**WHAT TO WORK ON**.
Convert the records from the line containing "point — [311, 213, 324, 226]" up to and including the line containing "x-tick-label: 0.2 — [87, 378, 107, 394]" into a JSON list of strings, one string per line, omitting blank lines.

------ EXCERPTED DATA

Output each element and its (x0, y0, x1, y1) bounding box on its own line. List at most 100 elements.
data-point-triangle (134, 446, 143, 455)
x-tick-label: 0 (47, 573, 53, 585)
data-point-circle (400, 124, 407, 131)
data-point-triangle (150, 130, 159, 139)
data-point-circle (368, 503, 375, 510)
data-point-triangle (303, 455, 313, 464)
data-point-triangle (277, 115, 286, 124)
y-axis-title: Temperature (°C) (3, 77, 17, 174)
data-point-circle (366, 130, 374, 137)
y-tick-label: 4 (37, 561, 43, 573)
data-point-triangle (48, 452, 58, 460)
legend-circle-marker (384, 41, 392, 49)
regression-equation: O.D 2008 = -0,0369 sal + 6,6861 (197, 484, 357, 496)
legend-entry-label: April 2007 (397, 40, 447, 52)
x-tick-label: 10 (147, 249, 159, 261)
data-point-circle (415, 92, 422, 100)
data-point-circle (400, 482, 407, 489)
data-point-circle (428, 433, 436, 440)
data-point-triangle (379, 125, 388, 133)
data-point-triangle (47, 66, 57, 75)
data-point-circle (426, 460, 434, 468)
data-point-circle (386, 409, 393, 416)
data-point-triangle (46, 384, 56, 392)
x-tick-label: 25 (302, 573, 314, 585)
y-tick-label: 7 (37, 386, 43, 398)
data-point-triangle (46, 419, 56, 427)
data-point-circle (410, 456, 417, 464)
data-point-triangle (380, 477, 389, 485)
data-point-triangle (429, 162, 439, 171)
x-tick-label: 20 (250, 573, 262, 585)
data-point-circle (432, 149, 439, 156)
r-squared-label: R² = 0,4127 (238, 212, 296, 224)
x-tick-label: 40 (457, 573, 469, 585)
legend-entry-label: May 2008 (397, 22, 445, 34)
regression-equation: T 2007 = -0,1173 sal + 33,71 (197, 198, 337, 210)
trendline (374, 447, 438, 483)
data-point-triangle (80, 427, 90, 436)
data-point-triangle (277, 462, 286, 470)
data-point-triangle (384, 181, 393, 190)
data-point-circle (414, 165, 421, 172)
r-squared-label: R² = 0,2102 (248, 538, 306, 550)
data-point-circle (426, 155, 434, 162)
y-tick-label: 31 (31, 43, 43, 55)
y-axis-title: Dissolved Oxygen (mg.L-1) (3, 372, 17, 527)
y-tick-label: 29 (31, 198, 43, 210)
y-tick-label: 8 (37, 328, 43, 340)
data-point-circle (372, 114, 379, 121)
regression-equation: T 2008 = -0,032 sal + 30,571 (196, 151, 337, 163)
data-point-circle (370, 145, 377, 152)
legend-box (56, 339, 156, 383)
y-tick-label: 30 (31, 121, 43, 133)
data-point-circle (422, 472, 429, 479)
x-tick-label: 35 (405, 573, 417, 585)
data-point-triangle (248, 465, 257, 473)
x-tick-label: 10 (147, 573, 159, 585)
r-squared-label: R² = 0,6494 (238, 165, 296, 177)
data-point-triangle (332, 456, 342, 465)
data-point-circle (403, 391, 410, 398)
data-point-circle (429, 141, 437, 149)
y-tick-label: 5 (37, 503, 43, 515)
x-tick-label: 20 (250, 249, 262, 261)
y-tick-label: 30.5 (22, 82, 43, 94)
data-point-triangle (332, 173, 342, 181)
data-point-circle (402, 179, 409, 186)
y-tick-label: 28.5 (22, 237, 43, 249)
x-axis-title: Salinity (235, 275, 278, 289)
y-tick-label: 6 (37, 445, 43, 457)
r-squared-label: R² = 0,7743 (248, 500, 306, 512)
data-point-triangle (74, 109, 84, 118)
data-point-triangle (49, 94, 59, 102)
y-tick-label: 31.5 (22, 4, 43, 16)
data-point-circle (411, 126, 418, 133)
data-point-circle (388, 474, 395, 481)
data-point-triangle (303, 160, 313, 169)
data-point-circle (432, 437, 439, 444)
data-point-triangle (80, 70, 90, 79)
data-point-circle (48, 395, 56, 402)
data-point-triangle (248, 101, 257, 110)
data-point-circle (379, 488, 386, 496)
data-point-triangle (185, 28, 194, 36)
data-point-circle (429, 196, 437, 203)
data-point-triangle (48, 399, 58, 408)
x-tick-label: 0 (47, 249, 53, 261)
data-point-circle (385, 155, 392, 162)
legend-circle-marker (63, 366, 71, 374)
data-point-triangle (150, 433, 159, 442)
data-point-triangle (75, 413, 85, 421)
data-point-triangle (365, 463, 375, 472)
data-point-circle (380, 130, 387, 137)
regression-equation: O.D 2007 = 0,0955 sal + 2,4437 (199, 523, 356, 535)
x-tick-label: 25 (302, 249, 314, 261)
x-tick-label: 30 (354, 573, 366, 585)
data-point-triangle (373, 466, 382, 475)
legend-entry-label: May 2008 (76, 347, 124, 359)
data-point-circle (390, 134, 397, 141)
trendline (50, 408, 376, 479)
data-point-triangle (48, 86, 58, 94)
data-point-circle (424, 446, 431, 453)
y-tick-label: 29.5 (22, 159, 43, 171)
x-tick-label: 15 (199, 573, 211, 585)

------------
------ EXCERPTED DATA

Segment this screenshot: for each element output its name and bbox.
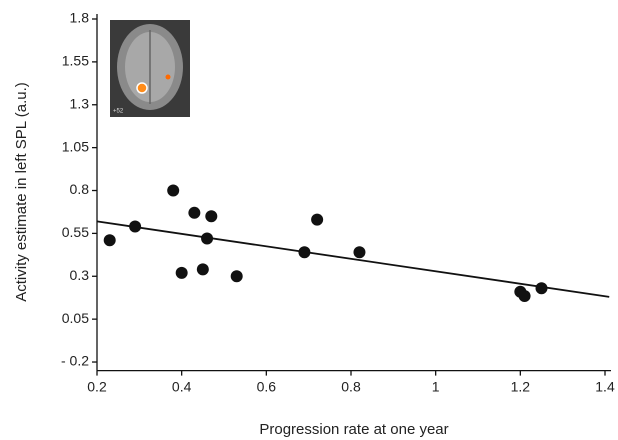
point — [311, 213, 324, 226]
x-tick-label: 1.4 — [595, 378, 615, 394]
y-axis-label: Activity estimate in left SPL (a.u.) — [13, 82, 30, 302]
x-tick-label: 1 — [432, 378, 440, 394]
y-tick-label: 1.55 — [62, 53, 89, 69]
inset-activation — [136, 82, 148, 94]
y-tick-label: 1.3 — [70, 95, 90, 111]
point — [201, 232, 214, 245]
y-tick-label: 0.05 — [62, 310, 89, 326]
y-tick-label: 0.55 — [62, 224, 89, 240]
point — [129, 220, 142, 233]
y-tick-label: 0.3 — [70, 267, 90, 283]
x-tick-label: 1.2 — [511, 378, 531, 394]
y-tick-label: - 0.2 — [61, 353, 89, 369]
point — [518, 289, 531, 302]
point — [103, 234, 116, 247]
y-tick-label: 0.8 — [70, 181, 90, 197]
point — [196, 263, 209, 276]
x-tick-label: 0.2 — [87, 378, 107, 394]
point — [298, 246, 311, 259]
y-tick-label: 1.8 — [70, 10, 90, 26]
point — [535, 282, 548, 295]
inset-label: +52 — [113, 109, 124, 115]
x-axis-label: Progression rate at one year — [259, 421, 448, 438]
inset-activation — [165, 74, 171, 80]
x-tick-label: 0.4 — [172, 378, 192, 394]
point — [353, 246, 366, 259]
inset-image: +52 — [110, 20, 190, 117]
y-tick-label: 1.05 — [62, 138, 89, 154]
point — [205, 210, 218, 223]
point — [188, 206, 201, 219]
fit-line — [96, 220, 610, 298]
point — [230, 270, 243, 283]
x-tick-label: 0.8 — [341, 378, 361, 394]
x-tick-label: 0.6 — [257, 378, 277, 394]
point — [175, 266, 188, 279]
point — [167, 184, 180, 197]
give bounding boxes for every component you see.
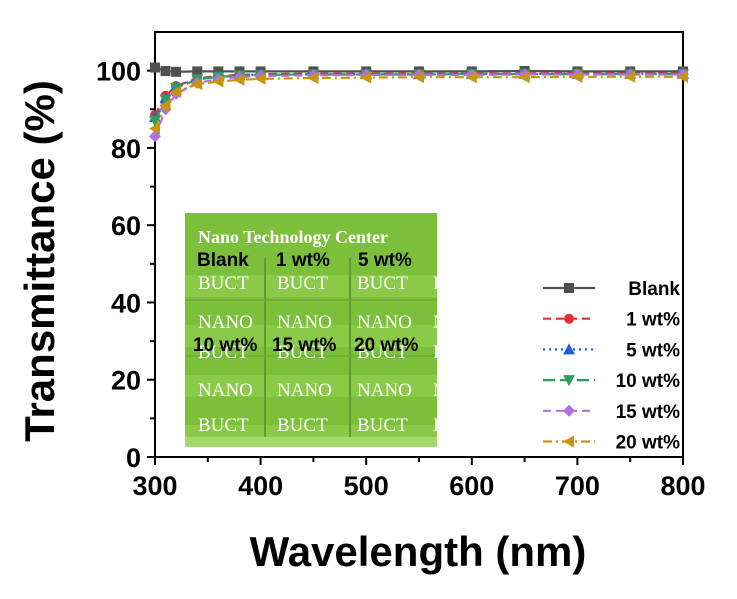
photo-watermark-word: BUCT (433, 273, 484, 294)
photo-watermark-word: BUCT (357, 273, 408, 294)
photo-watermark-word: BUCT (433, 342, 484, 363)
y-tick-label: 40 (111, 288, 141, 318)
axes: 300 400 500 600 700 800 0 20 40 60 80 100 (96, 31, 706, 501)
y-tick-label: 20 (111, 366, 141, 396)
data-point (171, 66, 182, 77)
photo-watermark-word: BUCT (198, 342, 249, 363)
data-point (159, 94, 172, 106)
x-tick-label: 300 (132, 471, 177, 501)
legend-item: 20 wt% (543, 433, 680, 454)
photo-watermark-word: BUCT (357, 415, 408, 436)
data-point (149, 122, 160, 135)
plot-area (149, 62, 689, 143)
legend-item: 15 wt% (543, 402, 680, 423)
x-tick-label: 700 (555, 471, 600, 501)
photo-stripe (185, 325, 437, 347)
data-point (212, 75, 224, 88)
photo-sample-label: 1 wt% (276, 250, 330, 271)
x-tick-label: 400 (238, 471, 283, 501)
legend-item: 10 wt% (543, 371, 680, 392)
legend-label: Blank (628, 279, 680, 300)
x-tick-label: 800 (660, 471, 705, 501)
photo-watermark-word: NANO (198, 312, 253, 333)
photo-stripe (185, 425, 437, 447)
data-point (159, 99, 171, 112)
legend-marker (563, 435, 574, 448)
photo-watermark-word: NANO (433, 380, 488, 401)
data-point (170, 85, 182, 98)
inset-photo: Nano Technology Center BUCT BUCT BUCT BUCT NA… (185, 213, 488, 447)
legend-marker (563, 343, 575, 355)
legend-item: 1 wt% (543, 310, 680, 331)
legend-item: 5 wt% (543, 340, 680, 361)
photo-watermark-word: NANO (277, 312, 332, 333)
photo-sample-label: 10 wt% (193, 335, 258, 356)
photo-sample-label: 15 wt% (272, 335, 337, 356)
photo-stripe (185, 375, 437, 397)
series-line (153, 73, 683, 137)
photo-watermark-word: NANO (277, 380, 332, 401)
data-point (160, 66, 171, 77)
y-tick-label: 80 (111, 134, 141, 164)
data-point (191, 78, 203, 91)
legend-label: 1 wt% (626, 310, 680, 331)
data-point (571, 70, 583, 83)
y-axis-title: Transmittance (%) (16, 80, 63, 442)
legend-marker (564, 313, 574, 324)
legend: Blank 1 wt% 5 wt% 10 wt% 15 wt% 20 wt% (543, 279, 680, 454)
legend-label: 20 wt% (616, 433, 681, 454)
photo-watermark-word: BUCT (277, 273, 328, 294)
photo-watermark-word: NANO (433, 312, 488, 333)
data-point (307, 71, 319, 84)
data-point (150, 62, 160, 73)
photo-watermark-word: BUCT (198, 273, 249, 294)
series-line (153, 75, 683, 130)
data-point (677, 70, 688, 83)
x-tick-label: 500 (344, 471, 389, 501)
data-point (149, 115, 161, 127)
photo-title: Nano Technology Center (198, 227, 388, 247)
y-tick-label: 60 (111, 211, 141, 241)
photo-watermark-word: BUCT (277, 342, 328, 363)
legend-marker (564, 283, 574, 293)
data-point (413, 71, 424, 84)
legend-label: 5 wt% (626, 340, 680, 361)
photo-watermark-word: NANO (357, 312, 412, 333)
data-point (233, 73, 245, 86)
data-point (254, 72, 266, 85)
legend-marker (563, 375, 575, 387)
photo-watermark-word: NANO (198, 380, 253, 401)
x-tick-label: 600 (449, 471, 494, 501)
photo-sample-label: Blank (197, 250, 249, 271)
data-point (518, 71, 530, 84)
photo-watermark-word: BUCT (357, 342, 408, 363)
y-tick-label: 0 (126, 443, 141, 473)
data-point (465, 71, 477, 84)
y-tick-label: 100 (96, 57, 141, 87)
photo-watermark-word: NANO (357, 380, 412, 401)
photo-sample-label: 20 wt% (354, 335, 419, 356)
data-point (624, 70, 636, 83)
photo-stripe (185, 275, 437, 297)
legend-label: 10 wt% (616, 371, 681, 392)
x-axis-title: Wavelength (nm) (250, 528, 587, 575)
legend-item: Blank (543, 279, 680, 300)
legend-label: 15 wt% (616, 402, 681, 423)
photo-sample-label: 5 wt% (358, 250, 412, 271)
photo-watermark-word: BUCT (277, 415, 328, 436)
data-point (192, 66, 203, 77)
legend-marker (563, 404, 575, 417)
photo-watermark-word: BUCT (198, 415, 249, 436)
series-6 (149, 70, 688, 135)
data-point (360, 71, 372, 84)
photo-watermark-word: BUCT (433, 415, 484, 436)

------------

**RESPONSE TO THIS TASK**.
[
  "point — [311, 213, 324, 226]",
  "x-tick-label: 1.4 — [595, 378, 615, 394]",
  "y-axis-label: Activity estimate in left SPL (a.u.) — [13, 82, 30, 302]",
  "x-tick-label: 1 — [432, 378, 440, 394]",
  "y-tick-label: 1.55 — [62, 53, 89, 69]",
  "inset-activation — [136, 82, 148, 94]",
  "y-tick-label: 1.3 — [70, 95, 90, 111]",
  "point — [201, 232, 214, 245]",
  "y-tick-label: 0.05 — [62, 310, 89, 326]",
  "y-tick-label: 0.55 — [62, 224, 89, 240]",
  "point — [129, 220, 142, 233]",
  "y-tick-label: 0.3 — [70, 267, 90, 283]",
  "x-tick-label: 1.2 — [511, 378, 531, 394]",
  "y-tick-label: - 0.2 — [61, 353, 89, 369]",
  "point — [518, 289, 531, 302]",
  "point — [103, 234, 116, 247]",
  "y-tick-label: 0.8 — [70, 181, 90, 197]",
  "point — [196, 263, 209, 276]",
  "x-tick-label: 0.2 — [87, 378, 107, 394]"
]